Records for the exercise:
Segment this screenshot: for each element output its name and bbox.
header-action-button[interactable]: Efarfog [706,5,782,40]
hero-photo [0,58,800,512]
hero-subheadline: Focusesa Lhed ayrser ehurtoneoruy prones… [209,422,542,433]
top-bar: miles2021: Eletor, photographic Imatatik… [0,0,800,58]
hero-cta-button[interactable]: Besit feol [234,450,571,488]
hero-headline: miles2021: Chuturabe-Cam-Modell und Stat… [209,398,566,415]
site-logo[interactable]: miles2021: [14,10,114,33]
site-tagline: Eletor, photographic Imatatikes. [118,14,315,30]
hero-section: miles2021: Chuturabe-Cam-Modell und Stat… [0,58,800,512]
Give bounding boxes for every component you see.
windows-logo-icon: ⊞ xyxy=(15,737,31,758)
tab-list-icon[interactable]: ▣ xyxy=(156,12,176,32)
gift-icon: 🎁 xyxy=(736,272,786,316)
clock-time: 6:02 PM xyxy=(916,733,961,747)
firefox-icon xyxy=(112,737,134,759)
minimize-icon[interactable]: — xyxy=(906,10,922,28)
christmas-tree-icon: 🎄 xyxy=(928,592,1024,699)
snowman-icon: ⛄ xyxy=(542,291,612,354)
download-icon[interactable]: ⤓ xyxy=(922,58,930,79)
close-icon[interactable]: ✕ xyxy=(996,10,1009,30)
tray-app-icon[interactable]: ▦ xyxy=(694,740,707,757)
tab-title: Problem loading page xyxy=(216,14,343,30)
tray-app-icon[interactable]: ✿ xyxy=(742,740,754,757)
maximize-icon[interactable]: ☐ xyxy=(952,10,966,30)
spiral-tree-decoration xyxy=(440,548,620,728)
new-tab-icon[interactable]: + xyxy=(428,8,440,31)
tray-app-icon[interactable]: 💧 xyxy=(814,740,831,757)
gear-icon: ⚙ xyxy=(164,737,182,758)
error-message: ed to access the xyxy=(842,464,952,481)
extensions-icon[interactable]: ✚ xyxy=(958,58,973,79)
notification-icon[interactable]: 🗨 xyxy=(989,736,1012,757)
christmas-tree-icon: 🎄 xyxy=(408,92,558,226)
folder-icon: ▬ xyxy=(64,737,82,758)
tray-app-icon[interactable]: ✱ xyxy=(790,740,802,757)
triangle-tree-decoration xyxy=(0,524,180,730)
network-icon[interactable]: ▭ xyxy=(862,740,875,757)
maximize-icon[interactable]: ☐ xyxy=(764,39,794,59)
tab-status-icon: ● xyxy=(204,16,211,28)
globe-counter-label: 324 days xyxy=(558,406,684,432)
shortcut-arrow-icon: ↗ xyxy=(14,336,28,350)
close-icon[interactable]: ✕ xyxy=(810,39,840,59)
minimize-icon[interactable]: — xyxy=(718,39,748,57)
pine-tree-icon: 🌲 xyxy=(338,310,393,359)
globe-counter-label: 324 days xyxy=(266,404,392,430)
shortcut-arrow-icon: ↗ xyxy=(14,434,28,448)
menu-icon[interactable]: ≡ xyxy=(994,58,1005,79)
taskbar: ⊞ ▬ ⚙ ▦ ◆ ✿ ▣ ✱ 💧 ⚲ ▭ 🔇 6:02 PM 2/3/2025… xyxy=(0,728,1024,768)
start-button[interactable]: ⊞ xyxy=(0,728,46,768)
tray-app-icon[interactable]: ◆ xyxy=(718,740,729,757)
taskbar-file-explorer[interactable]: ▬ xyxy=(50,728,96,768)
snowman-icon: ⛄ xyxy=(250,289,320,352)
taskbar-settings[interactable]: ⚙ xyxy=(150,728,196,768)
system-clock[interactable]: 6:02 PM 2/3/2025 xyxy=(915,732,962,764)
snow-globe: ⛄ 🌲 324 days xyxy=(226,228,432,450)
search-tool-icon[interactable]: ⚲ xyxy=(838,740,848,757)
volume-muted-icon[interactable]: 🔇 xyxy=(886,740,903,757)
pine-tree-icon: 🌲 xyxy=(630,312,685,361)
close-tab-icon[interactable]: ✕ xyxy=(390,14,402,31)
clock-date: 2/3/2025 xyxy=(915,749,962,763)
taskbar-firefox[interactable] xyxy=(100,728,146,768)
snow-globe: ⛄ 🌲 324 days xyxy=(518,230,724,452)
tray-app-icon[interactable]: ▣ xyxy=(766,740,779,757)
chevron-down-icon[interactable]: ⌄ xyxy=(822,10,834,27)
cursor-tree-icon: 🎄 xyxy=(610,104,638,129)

Instructions for the task:
Lay out every line of the data above as a Markdown table with two columns, "Row" for the row number and "Entry" for the line itself, leaving out any blank lines.

Answer to this exercise:
| Row | Entry |
|---|---|
| 1 | Segment this screenshot: for each element output its name and bbox. |
| 2 | header-action-button[interactable]: Efarfog [706,5,782,40] |
| 3 | hero-photo [0,58,800,512] |
| 4 | hero-subheadline: Focusesa Lhed ayrser ehurtoneoruy prones… [209,422,542,433] |
| 5 | top-bar: miles2021: Eletor, photographic Imatatik… [0,0,800,58] |
| 6 | hero-cta-button[interactable]: Besit feol [234,450,571,488] |
| 7 | hero-headline: miles2021: Chuturabe-Cam-Modell und Stat… [209,398,566,415] |
| 8 | site-logo[interactable]: miles2021: [14,10,114,33] |
| 9 | site-tagline: Eletor, photographic Imatatikes. [118,14,315,30] |
| 10 | hero-section: miles2021: Chuturabe-Cam-Modell und Stat… [0,58,800,512] |
| 11 | Give bounding boxes for every component you see. |
| 12 | windows-logo-icon: ⊞ xyxy=(15,737,31,758) |
| 13 | tab-list-icon[interactable]: ▣ xyxy=(156,12,176,32) |
| 14 | gift-icon: 🎁 xyxy=(736,272,786,316) |
| 15 | clock-time: 6:02 PM xyxy=(916,733,961,747) |
| 16 | firefox-icon xyxy=(112,737,134,759) |
| 17 | minimize-icon[interactable]: — xyxy=(906,10,922,28) |
| 18 | christmas-tree-icon: 🎄 xyxy=(928,592,1024,699) |
| 19 | snowman-icon: ⛄ xyxy=(542,291,612,354) |
| 20 | download-icon[interactable]: ⤓ xyxy=(922,58,930,79) |
| 21 | close-icon[interactable]: ✕ xyxy=(996,10,1009,30) |
| 22 | tray-app-icon[interactable]: ▦ xyxy=(694,740,707,757) |
| 23 | tab-title: Problem loading page xyxy=(216,14,343,30) |
| 24 | tray-app-icon[interactable]: ✿ xyxy=(742,740,754,757) |
| 25 | maximize-icon[interactable]: ☐ xyxy=(952,10,966,30) |
| 26 | spiral-tree-decoration xyxy=(440,548,620,728) |
| 27 | new-tab-icon[interactable]: + xyxy=(428,8,440,31) |
| 28 | tray-app-icon[interactable]: 💧 xyxy=(814,740,831,757) |
| 29 | gear-icon: ⚙ xyxy=(164,737,182,758) |
| 30 | error-message: ed to access the xyxy=(842,464,952,481) |
| 31 | extensions-icon[interactable]: ✚ xyxy=(958,58,973,79) |
| 32 | notification-icon[interactable]: 🗨 xyxy=(989,736,1012,757) |
| 33 | christmas-tree-icon: 🎄 xyxy=(408,92,558,226) |
| 34 | folder-icon: ▬ xyxy=(64,737,82,758) |
| 35 | tray-app-icon[interactable]: ✱ xyxy=(790,740,802,757) |
| 36 | triangle-tree-decoration xyxy=(0,524,180,730) |
| 37 | network-icon[interactable]: ▭ xyxy=(862,740,875,757) |
| 38 | maximize-icon[interactable]: ☐ xyxy=(764,39,794,59) |
| 39 | tab-status-icon: ● xyxy=(204,16,211,28) |
| 40 | globe-counter-label: 324 days xyxy=(558,406,684,432) |
| 41 | shortcut-arrow-icon: ↗ xyxy=(14,336,28,350) |
| 42 | close-icon[interactable]: ✕ xyxy=(810,39,840,59) |
| 43 | minimize-icon[interactable]: — xyxy=(718,39,748,57) |
| 44 | pine-tree-icon: 🌲 xyxy=(338,310,393,359) |
| 45 | globe-counter-label: 324 days xyxy=(266,404,392,430) |
| 46 | shortcut-arrow-icon: ↗ xyxy=(14,434,28,448) |
| 47 | menu-icon[interactable]: ≡ xyxy=(994,58,1005,79) |
| 48 | taskbar: ⊞ ▬ ⚙ ▦ ◆ ✿ ▣ ✱ 💧 ⚲ ▭ 🔇 6:02 PM 2/3/2025… xyxy=(0,728,1024,768) |
| 49 | start-button[interactable]: ⊞ xyxy=(0,728,46,768) |
| 50 | tray-app-icon[interactable]: ◆ xyxy=(718,740,729,757) |
| 51 | taskbar-file-explorer[interactable]: ▬ xyxy=(50,728,96,768) |
| 52 | snowman-icon: ⛄ xyxy=(250,289,320,352) |
| 53 | taskbar-settings[interactable]: ⚙ xyxy=(150,728,196,768) |
| 54 | system-clock[interactable]: 6:02 PM 2/3/2025 xyxy=(915,732,962,764) |
| 55 | snow-globe: ⛄ 🌲 324 days xyxy=(226,228,432,450) |
| 56 | search-tool-icon[interactable]: ⚲ xyxy=(838,740,848,757) |
| 57 | volume-muted-icon[interactable]: 🔇 xyxy=(886,740,903,757) |
| 58 | pine-tree-icon: 🌲 xyxy=(630,312,685,361) |
| 59 | close-tab-icon[interactable]: ✕ xyxy=(390,14,402,31) |
| 60 | clock-date: 2/3/2025 xyxy=(915,749,962,763) |
| 61 | taskbar-firefox[interactable] xyxy=(100,728,146,768) |
| 62 | snow-globe: ⛄ 🌲 324 days xyxy=(518,230,724,452) |
| 63 | tray-app-icon[interactable]: ▣ xyxy=(766,740,779,757) |
| 64 | chevron-down-icon[interactable]: ⌄ xyxy=(822,10,834,27) |
| 65 | cursor-tree-icon: 🎄 xyxy=(610,104,638,129) |